**TASK STATEMENT:**
Print out the material that follows word for word.

════

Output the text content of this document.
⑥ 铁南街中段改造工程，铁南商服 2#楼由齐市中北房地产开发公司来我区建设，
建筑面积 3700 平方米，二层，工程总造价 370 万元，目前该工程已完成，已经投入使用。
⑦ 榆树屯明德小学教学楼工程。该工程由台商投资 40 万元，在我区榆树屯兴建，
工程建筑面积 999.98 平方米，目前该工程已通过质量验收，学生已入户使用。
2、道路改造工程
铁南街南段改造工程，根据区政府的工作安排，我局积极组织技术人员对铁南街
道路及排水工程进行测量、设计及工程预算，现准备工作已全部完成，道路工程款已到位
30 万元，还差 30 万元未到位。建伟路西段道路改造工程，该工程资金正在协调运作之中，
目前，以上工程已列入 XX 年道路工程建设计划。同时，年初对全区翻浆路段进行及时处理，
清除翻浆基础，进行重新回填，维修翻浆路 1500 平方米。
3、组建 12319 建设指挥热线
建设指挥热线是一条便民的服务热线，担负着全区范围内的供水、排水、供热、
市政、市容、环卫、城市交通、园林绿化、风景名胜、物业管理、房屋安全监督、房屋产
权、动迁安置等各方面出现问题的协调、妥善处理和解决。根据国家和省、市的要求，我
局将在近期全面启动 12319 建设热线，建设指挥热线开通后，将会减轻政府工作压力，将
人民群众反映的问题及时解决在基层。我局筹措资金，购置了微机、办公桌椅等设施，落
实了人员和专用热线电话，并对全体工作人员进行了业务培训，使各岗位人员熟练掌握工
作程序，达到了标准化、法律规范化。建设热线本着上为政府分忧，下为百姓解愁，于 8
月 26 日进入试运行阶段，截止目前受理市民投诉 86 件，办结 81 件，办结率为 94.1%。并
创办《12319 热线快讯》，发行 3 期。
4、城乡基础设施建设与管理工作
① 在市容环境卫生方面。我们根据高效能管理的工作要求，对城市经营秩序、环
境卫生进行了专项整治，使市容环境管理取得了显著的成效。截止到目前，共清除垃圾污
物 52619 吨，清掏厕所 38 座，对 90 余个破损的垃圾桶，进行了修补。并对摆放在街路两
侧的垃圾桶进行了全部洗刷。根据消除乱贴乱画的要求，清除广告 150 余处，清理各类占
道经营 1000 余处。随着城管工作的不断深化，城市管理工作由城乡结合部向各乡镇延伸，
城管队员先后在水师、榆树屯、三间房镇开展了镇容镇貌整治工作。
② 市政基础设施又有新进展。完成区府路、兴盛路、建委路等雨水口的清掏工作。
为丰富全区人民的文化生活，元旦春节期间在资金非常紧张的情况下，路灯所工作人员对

════

**FINISHED EXERCISE:**
Output the text content of this document.
⑥ 铁南街中段改造工程，铁南商服 2#楼由齐市中北房地产开发公司来我区建设，
建筑面积 3700 平方米，二层，工程总造价 370 万元，目前该工程已完成，已经投入使用。
⑦ 榆树屯明德小学教学楼工程。该工程由台商投资 40 万元，在我区榆树屯兴建，
工程建筑面积 999.98 平方米，目前该工程已通过质量验收，学生已入户使用。
2、道路改造工程
铁南街南段改造工程，根据区政府的工作安排，我局积极组织技术人员对铁南街
道路及排水工程进行测量、设计及工程预算，现准备工作已全部完成，道路工程款已到位
30 万元，还差 30 万元未到位。建伟路西段道路改造工程，该工程资金正在协调运作之中，
目前，以上工程已列入 XX 年道路工程建设计划。同时，年初对全区翻浆路段进行及时处理，
清除翻浆基础，进行重新回填，维修翻浆路 1500 平方米。
3、组建 12319 建设指挥热线
建设指挥热线是一条便民的服务热线，担负着全区范围内的供水、排水、供热、
市政、市容、环卫、城市交通、园林绿化、风景名胜、物业管理、房屋安全监督、房屋产
权、动迁安置等各方面出现问题的协调、妥善处理和解决。根据国家和省、市的要求，我
局将在近期全面启动 12319 建设热线，建设指挥热线开通后，将会减轻政府工作压力，将
人民群众反映的问题及时解决在基层。我局筹措资金，购置了微机、办公桌椅等设施，落
实了人员和专用热线电话，并对全体工作人员进行了业务培训，使各岗位人员熟练掌握工
作程序，达到了标准化、法律规范化。建设热线本着上为政府分忧，下为百姓解愁，于 8
月 26 日进入试运行阶段，截止目前受理市民投诉 86 件，办结 81 件，办结率为 94.1%。并
创办《12319 热线快讯》，发行 3 期。
4、城乡基础设施建设与管理工作
① 在市容环境卫生方面。我们根据高效能管理的工作要求，对城市经营秩序、环
境卫生进行了专项整治，使市容环境管理取得了显著的成效。截止到目前，共清除垃圾污
物 52619 吨，清掏厕所 38 座，对 90 余个破损的垃圾桶，进行了修补。并对摆放在街路两
侧的垃圾桶进行了全部洗刷。根据消除乱贴乱画的要求，清除广告 150 余处，清理各类占
道经营 1000 余处。随着城管工作的不断深化，城市管理工作由城乡结合部向各乡镇延伸，
城管队员先后在水师、榆树屯、三间房镇开展了镇容镇貌整治工作。
② 市政基础设施又有新进展。完成区府路、兴盛路、建委路等雨水口的清掏工作。
为丰富全区人民的文化生活，元旦春节期间在资金非常紧张的情况下，路灯所工作人员对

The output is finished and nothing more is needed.